§ Instruction
Search the records for the word "Democratic" and pick out every line that has it.

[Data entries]
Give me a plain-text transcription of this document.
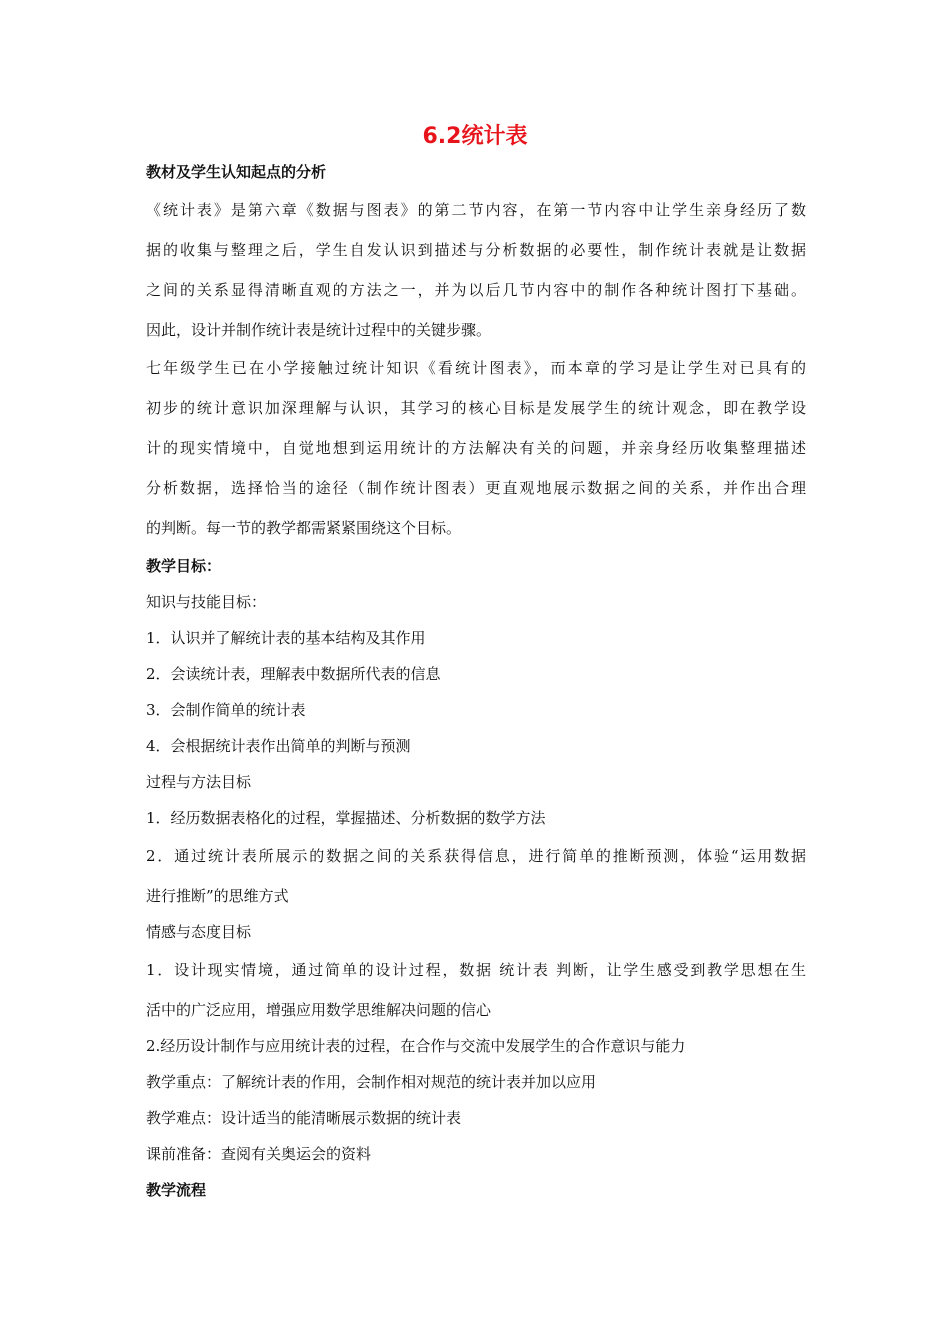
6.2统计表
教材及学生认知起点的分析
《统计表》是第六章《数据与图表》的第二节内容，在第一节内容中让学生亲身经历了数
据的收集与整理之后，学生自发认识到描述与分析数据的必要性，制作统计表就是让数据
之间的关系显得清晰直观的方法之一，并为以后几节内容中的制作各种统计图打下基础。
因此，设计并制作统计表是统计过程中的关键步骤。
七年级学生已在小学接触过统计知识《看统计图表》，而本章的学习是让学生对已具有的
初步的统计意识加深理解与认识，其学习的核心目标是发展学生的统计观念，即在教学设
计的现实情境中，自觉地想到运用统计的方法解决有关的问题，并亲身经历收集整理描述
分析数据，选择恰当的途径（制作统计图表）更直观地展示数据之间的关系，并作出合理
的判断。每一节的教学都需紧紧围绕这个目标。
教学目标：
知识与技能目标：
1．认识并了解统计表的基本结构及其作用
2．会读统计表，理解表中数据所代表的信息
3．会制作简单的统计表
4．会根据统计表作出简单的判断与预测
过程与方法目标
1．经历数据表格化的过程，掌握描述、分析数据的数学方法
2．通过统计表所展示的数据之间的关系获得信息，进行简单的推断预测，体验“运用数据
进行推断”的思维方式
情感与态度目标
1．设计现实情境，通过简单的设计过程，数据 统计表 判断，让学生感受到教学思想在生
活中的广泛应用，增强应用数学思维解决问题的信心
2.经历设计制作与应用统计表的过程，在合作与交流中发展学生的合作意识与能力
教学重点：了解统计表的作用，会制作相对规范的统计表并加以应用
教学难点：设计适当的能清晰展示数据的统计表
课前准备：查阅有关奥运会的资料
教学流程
==
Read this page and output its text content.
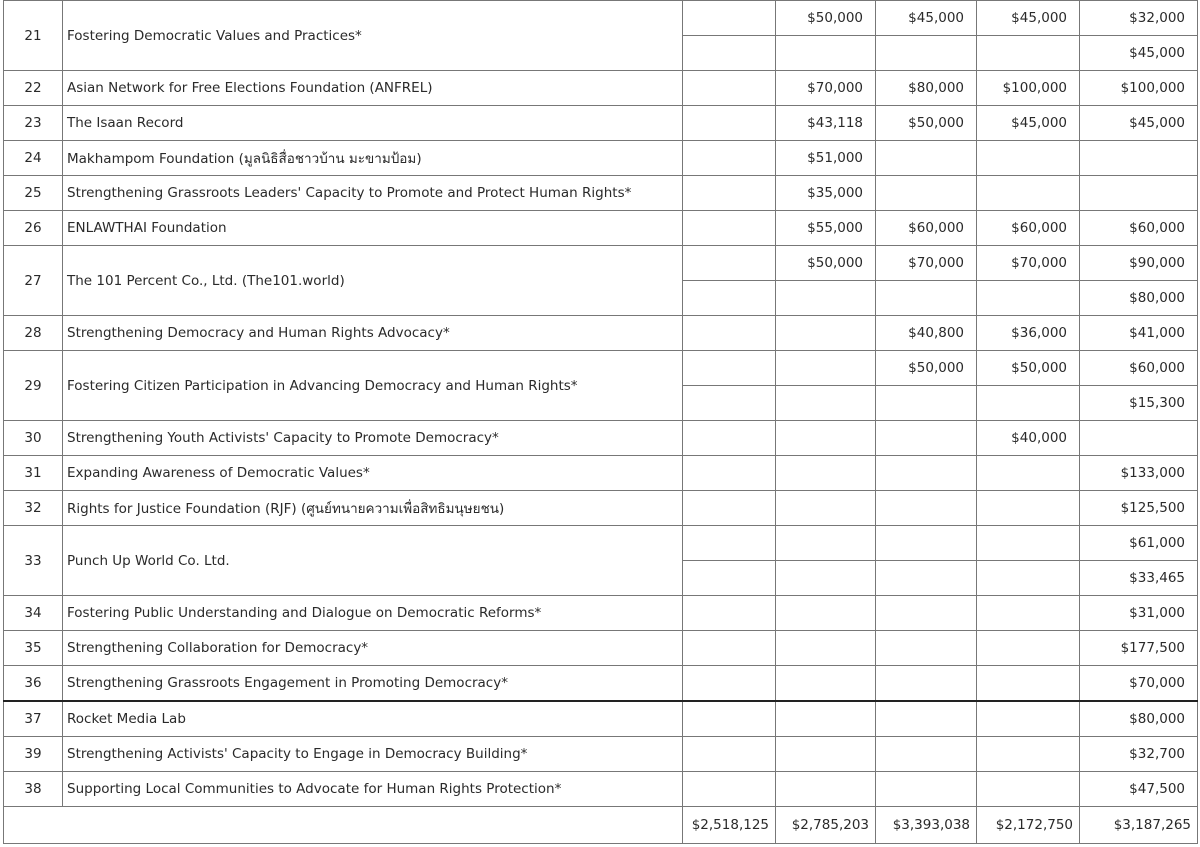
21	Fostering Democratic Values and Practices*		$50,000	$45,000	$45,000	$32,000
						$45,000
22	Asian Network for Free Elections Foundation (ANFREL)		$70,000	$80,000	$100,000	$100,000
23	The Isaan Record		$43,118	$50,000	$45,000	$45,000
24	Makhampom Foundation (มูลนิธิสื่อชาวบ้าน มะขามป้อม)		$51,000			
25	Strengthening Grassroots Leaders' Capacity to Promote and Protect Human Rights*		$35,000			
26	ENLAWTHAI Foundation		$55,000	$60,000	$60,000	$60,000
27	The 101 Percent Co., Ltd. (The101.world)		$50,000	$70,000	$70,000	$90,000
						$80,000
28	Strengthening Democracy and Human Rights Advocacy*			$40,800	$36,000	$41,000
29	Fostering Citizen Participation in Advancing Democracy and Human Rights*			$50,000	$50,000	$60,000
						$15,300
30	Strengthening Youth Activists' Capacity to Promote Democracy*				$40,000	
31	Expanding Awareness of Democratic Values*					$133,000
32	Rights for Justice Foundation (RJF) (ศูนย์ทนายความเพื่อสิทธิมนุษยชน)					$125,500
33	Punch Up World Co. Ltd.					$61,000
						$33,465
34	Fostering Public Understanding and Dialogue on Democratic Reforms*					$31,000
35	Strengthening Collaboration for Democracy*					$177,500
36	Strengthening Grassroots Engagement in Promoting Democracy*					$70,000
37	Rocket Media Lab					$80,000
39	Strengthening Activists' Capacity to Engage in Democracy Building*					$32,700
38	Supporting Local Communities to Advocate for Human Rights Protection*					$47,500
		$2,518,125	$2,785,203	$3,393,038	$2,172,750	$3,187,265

§ The answer
21	Fostering Democratic Values and Practices*		$50,000	$45,000	$45,000	$32,000
31	Expanding Awareness of Democratic Values*					$133,000
34	Fostering Public Understanding and Dialogue on Democratic Reforms*					$31,000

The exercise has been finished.